▶ **PASSAGE TO READ**
########################################
#5 Farewell, Ace..

I’ve often felt I was born too late.

I didn’t come of age at The Farm, or The Mab,  and I missed Off Broadway and the Nightbreak by a few years. By the time I hit the scene there weren’t too many options left for a young punk rocker lookin for a wild time. It had already become a world of hand stamps and IDs, cover charges and agro doormen. Gone was the hint of danger, the controlled violence of a good mosh pit, gone was the urgency to hurry up and have the time of your life before the cops show up to shut the whole thing down.  Gone was the underground, the afterhours, the night…

But even in the absence of relevance there were those who played on. They came to the shores of Tire Beach with generators, they came to the corner of Mission and 20th to play live in front of what once was Leed’s, and they came to Ace Junkyard, the last bastion of underground culture in San Francisco.
########################################
(Data entries)
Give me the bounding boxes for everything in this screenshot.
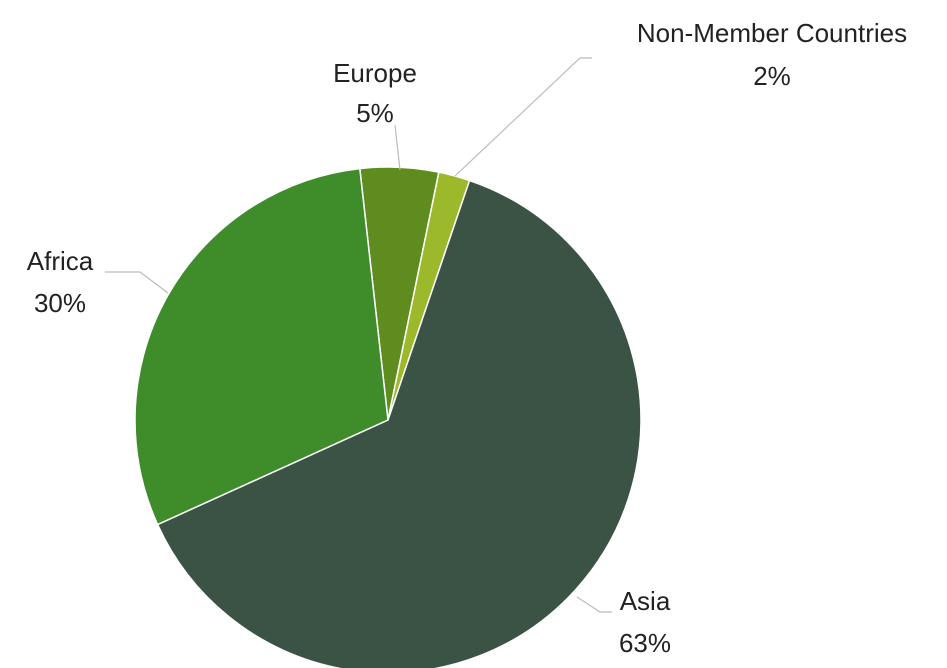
leader-line <box>454 57 592 177</box>
slice-label: Non-Member Countries <box>637 18 907 48</box>
slice-value-label: 5% <box>356 98 394 128</box>
slice-label: Europe <box>333 58 417 88</box>
leader-line <box>105 271 169 294</box>
leader-line <box>576 596 612 613</box>
slice-label: Asia <box>620 586 671 616</box>
slice-value-label: 30% <box>34 288 86 318</box>
pie-slice <box>156 179 642 668</box>
leader-line <box>394 124 401 171</box>
slice-label: Africa <box>27 246 94 276</box>
slice-value-label: 63% <box>619 628 671 658</box>
pie-slice <box>134 167 389 526</box>
slice-value-label: 2% <box>753 61 791 91</box>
########################################
▶ **WHAT TO WORK ON**
Continue the essay about San Francisco's fading punk scene from the point where it stops.

▶ **RESULT OF THIS EXERCISE**
Located on McKinnon st. in the dirty depths of the Bayshore, Ace was a legitimate junkyard by day. A place where you could find a replacement alternator or a motor for the robot you were building in the garage, a place where the air was heavy with the smell of rust and rotten gasoline, and black grease was thickly caked on every hand you shook.  What set it apart from the area’s other dismantlers was the owner, a man named Bill. (Or, on occasion, a woman named Billenda.) It was his generosity and support of the local art and music scene that made the place what it was, but it was his soul that gave the place a life of its own.

Image by Scott Beale

Image by Scott Beale

If you’ve been lucky enough to have watched Cookie Mongoloid from atop a pile of scrap, or brave enough to have ridden one of the bike rodeo’s homemade thrill rides, or been fortunate enough to get to know Bill, you understand.  Ace was more than a place to see a show, or find a spare part. Ace was, to me, more than the sum of its parts. It was a place where I felt I belonged.

And now it’s gone.

After 25 years of operation, and a year long struggle with the landlady, Bill has been forced to close the gates of Ace for the last time, and so the unstoppable force of progress reduces to memory yet another sacred somewhere.

I raise glass to you Bill, and thank you with all my heart for the many ways Ace touched my life.

The spirit lives on in all of us.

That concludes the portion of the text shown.